→ What the task requires:
Give back the full material, exactly as it reads.

→ Material shown:
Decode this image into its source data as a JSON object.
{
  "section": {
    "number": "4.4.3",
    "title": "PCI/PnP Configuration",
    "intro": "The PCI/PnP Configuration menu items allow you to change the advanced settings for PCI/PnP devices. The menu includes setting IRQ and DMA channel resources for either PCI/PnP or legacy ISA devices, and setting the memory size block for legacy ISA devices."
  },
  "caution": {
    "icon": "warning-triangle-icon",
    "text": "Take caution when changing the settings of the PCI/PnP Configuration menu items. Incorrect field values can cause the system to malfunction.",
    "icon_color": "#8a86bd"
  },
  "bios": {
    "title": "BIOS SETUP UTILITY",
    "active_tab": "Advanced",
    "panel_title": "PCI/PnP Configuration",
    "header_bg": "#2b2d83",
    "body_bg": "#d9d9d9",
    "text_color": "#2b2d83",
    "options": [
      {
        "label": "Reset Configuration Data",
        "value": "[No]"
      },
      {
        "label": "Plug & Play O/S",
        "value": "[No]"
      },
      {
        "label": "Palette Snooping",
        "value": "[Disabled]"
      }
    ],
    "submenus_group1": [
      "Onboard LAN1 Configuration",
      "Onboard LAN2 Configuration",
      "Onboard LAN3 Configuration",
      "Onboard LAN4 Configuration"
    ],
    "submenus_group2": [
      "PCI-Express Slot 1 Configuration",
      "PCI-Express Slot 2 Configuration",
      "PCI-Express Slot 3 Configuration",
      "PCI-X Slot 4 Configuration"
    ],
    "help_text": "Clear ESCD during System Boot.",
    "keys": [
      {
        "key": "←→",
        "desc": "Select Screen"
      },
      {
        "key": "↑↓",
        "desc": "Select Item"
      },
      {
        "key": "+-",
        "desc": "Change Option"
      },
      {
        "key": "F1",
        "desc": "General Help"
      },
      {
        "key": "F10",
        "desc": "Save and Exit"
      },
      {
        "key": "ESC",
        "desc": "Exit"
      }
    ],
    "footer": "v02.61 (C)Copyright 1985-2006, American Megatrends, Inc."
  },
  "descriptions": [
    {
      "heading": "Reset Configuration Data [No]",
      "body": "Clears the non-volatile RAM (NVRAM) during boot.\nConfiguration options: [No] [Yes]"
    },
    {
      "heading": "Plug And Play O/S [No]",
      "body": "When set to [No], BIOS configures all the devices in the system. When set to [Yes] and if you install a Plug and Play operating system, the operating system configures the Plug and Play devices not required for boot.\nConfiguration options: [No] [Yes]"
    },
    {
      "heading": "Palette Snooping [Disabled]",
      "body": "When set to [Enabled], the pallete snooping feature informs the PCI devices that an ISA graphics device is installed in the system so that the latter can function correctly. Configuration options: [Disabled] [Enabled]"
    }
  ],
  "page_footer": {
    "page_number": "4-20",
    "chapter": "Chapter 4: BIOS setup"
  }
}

→ Complete response:
Decode this image into its source data as a JSON object.
{
  "section": {
    "number": "4.4.3",
    "title": "PCI/PnP Configuration",
    "intro": "The PCI/PnP Configuration menu items allow you to change the advanced settings for PCI/PnP devices. The menu includes setting IRQ and DMA channel resources for either PCI/PnP or legacy ISA devices, and setting the memory size block for legacy ISA devices."
  },
  "caution": {
    "icon": "warning-triangle-icon",
    "text": "Take caution when changing the settings of the PCI/PnP Configuration menu items. Incorrect field values can cause the system to malfunction.",
    "icon_color": "#8a86bd"
  },
  "bios": {
    "title": "BIOS SETUP UTILITY",
    "active_tab": "Advanced",
    "panel_title": "PCI/PnP Configuration",
    "header_bg": "#2b2d83",
    "body_bg": "#d9d9d9",
    "text_color": "#2b2d83",
    "options": [
      {
        "label": "Reset Configuration Data",
        "value": "[No]"
      },
      {
        "label": "Plug & Play O/S",
        "value": "[No]"
      },
      {
        "label": "Palette Snooping",
        "value": "[Disabled]"
      }
    ],
    "submenus_group1": [
      "Onboard LAN1 Configuration",
      "Onboard LAN2 Configuration",
      "Onboard LAN3 Configuration",
      "Onboard LAN4 Configuration"
    ],
    "submenus_group2": [
      "PCI-Express Slot 1 Configuration",
      "PCI-Express Slot 2 Configuration",
      "PCI-Express Slot 3 Configuration",
      "PCI-X Slot 4 Configuration"
    ],
    "help_text": "Clear ESCD during System Boot.",
    "keys": [
      {
        "key": "←→",
        "desc": "Select Screen"
      },
      {
        "key": "↑↓",
        "desc": "Select Item"
      },
      {
        "key": "+-",
        "desc": "Change Option"
      },
      {
        "key": "F1",
        "desc": "General Help"
      },
      {
        "key": "F10",
        "desc": "Save and Exit"
      },
      {
        "key": "ESC",
        "desc": "Exit"
      }
    ],
    "footer": "v02.61 (C)Copyright 1985-2006, American Megatrends, Inc."
  },
  "descriptions": [
    {
      "heading": "Reset Configuration Data [No]",
      "body": "Clears the non-volatile RAM (NVRAM) during boot.\nConfiguration options: [No] [Yes]"
    },
    {
      "heading": "Plug And Play O/S [No]",
      "body": "When set to [No], BIOS configures all the devices in the system. When set to [Yes] and if you install a Plug and Play operating system, the operating system configures the Plug and Play devices not required for boot.\nConfiguration options: [No] [Yes]"
    },
    {
      "heading": "Palette Snooping [Disabled]",
      "body": "When set to [Enabled], the pallete snooping feature informs the PCI devices that an ISA graphics device is installed in the system so that the latter can function correctly. Configuration options: [Disabled] [Enabled]"
    }
  ],
  "page_footer": {
    "page_number": "4-20",
    "chapter": "Chapter 4: BIOS setup"
  }
}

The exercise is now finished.